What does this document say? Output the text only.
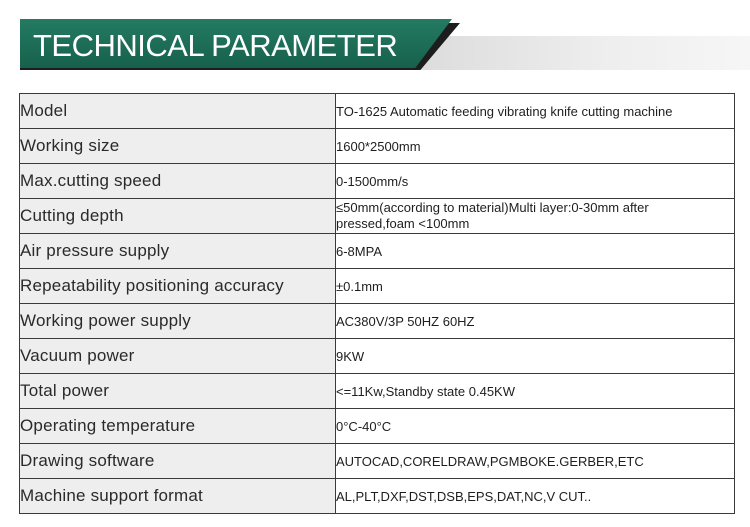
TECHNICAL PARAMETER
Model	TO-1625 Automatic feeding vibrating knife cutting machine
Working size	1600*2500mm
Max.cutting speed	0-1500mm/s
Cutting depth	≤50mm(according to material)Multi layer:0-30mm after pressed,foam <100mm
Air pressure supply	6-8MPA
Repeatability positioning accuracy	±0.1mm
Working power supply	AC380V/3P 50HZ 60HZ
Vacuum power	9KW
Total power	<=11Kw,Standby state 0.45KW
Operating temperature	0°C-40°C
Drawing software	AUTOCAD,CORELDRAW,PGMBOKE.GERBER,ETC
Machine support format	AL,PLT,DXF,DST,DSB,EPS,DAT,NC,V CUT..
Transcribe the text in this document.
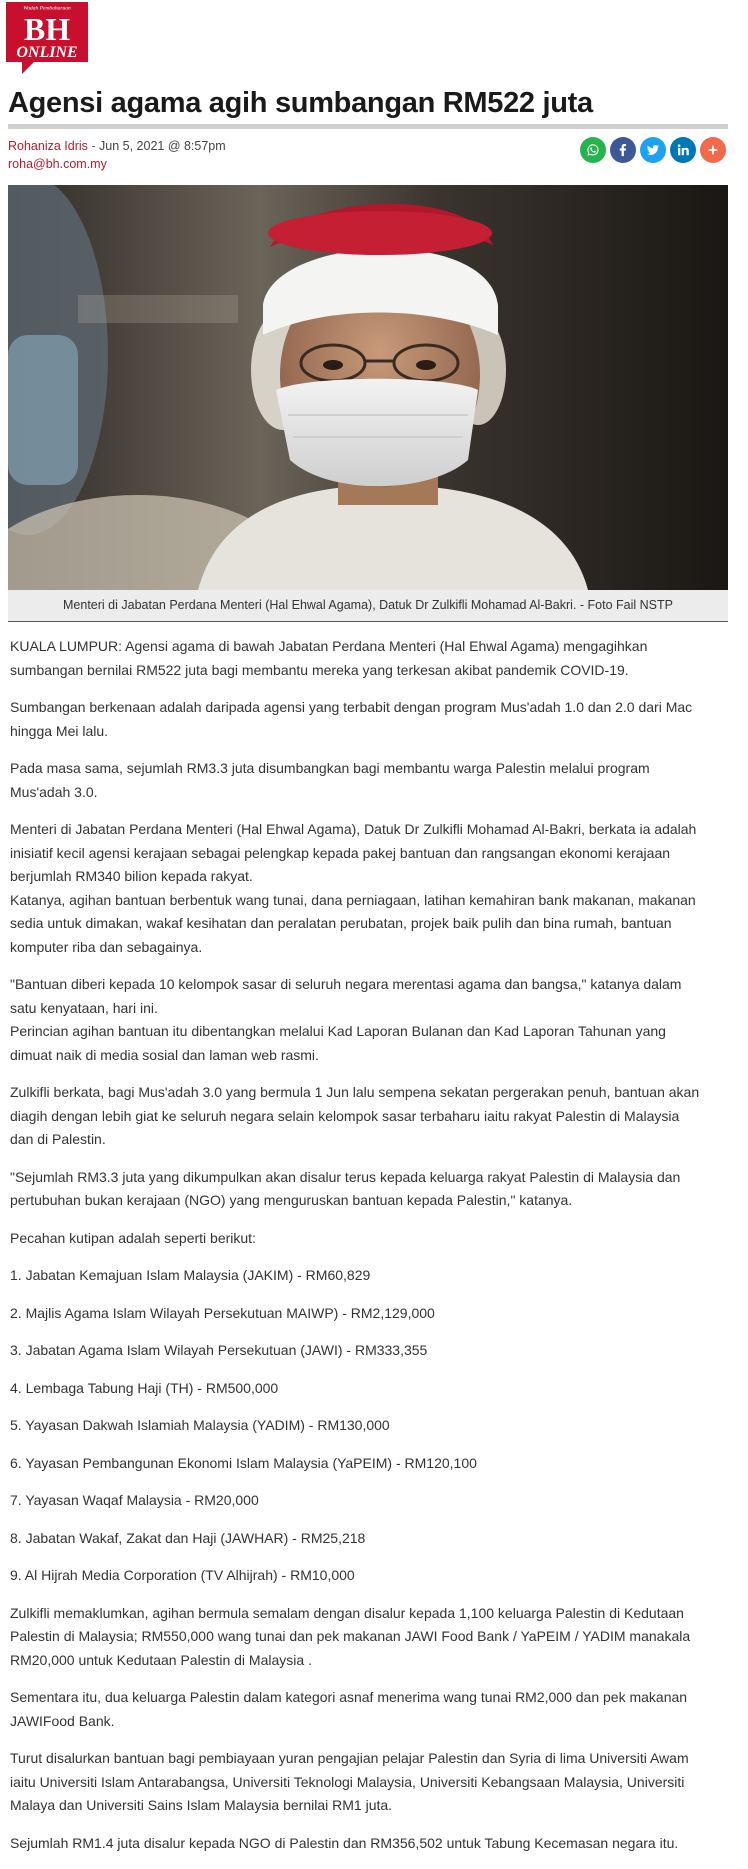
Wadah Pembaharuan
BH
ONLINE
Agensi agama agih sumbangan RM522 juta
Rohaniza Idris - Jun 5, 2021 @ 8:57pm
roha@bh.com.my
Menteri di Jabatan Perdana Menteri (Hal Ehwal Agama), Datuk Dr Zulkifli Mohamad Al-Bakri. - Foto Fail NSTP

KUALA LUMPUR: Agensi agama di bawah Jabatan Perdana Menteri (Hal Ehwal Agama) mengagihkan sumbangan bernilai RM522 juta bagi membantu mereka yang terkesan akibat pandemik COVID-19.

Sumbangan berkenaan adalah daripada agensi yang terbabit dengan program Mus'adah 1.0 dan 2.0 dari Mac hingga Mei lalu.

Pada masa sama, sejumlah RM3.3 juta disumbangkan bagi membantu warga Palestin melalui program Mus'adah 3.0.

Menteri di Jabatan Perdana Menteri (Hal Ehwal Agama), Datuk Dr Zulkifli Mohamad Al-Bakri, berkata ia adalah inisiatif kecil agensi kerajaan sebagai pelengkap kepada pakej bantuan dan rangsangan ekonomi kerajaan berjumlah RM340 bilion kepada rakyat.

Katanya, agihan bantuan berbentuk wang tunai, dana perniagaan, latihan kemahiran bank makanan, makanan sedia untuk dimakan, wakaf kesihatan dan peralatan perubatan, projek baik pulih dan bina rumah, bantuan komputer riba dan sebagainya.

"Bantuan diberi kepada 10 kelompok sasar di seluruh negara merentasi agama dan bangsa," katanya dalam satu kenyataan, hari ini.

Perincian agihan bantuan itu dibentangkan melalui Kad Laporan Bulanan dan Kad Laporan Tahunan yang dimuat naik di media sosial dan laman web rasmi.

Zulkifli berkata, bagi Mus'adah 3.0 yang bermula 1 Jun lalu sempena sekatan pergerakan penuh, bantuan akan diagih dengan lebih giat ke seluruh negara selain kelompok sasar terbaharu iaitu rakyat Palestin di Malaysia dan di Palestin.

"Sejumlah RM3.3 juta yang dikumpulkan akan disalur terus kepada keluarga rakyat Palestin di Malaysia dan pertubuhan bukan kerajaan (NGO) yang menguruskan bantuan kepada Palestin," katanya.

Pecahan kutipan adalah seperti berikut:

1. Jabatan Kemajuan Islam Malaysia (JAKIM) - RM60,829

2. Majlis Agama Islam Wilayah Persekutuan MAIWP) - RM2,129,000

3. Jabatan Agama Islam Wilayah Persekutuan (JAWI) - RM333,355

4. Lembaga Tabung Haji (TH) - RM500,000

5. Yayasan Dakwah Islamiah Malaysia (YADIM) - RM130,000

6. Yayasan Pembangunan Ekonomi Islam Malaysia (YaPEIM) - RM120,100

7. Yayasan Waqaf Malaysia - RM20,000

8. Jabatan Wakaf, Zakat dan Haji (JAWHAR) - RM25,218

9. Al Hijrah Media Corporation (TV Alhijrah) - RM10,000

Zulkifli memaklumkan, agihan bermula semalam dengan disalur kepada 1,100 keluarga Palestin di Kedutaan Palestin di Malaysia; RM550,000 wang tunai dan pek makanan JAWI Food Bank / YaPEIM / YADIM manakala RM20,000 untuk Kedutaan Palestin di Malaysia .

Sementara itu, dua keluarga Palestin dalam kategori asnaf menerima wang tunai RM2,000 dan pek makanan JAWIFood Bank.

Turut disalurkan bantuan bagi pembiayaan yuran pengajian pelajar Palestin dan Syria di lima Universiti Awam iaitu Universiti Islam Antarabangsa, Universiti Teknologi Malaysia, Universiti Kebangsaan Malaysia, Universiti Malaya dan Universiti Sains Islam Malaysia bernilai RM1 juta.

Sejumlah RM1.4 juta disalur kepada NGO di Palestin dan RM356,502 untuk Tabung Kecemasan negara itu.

□ □ □ □ □

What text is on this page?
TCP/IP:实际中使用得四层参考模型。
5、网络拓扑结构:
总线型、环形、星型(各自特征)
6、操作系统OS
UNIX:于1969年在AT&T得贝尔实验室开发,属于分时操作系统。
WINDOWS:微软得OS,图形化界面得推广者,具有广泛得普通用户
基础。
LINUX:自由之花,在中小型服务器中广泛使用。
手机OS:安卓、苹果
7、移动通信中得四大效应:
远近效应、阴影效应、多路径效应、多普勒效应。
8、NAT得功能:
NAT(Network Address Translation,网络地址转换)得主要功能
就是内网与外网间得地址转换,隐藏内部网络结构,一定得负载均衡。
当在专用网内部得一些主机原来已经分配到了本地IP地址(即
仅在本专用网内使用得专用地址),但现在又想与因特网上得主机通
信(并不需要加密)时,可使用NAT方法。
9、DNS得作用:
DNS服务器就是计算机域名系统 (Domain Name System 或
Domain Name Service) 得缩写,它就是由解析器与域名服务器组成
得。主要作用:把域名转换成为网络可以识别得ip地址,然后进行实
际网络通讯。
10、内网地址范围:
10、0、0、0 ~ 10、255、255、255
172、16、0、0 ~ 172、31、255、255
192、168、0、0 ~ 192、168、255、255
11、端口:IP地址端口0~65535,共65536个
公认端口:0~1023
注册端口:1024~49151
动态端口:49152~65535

□ □ □ □ □

Given request — Choose all lines containing the string "wang" and copy them out.

Solution —
Katanya, agihan bantuan berbentuk wang tunai, dana perniagaan, latihan kemahiran bank makanan, makanan sedia untuk dimakan, wakaf kesihatan dan peralatan perubatan, projek baik pulih dan bina rumah, bantuan komputer riba dan sebagainya.
Zulkifli memaklumkan, agihan bermula semalam dengan disalur kepada 1,100 keluarga Palestin di Kedutaan Palestin di Malaysia; RM550,000 wang tunai dan pek makanan JAWI Food Bank / YaPEIM / YADIM manakala RM20,000 untuk Kedutaan Palestin di Malaysia .
Sementara itu, dua keluarga Palestin dalam kategori asnaf menerima wang tunai RM2,000 dan pek makanan JAWIFood Bank.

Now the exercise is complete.